◆ Exercise goal ◆
Locate each line of the material that contains "Plans", then return it.

+++

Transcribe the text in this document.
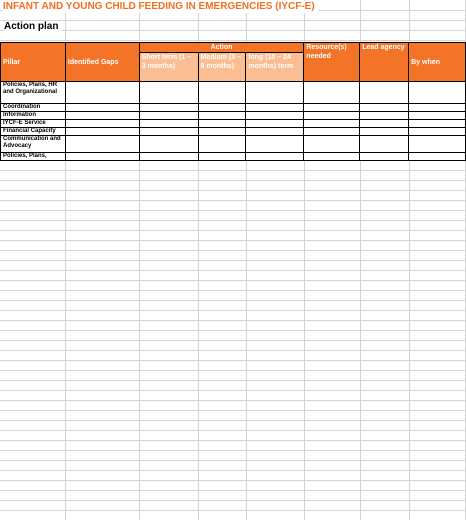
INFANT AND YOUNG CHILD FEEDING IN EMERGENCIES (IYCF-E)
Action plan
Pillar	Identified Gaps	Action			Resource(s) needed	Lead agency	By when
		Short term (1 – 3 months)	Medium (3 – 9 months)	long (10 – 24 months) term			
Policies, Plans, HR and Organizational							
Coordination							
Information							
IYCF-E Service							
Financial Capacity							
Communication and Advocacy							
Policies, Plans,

+++

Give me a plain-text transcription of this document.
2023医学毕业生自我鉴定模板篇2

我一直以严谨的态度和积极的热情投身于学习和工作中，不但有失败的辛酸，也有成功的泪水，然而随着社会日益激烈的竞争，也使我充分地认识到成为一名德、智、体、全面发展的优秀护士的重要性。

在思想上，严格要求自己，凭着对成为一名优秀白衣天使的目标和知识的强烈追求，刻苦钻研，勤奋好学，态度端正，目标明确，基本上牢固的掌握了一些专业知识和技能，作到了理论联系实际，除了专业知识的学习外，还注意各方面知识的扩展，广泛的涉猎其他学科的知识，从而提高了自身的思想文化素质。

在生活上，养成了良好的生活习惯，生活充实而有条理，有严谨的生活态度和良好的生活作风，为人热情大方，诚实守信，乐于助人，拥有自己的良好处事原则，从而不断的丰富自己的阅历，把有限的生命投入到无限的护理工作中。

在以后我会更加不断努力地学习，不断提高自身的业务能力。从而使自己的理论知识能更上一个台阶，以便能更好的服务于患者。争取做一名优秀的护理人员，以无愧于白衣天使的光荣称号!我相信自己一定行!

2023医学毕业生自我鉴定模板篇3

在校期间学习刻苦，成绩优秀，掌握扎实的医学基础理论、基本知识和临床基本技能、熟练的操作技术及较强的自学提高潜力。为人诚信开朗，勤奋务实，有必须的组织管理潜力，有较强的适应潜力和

+++

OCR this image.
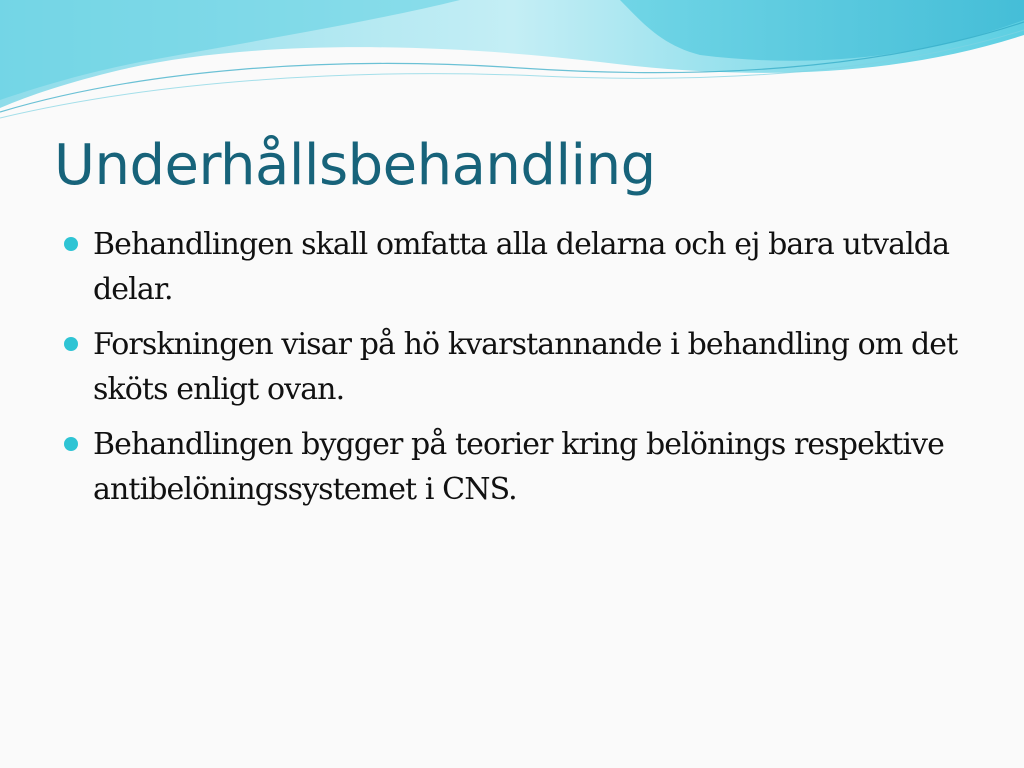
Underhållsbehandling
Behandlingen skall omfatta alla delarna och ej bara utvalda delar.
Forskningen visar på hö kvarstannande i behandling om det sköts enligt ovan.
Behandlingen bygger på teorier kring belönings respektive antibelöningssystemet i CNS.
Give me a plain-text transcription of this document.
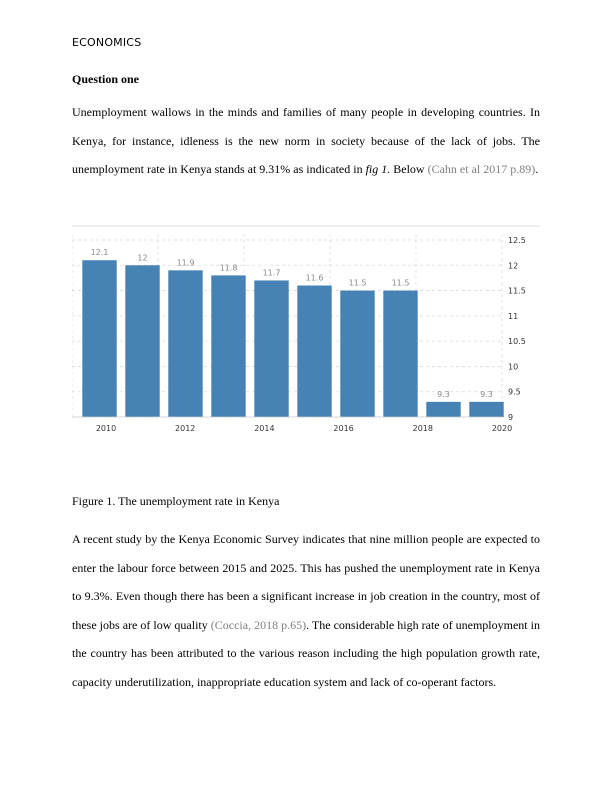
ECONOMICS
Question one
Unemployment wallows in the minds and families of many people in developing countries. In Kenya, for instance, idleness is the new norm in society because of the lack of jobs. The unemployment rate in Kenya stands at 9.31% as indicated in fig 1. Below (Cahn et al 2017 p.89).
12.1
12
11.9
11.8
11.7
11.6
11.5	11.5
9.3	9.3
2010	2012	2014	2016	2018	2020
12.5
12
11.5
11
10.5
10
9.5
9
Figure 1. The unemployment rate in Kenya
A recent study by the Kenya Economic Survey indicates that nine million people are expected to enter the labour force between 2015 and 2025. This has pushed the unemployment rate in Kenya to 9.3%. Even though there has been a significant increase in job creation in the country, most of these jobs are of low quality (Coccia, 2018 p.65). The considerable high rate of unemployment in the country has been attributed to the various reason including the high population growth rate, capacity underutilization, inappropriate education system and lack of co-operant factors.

+++

◆ Answer in full ◆
Policies, Plans, HR and Organizational							
Policies, Plans,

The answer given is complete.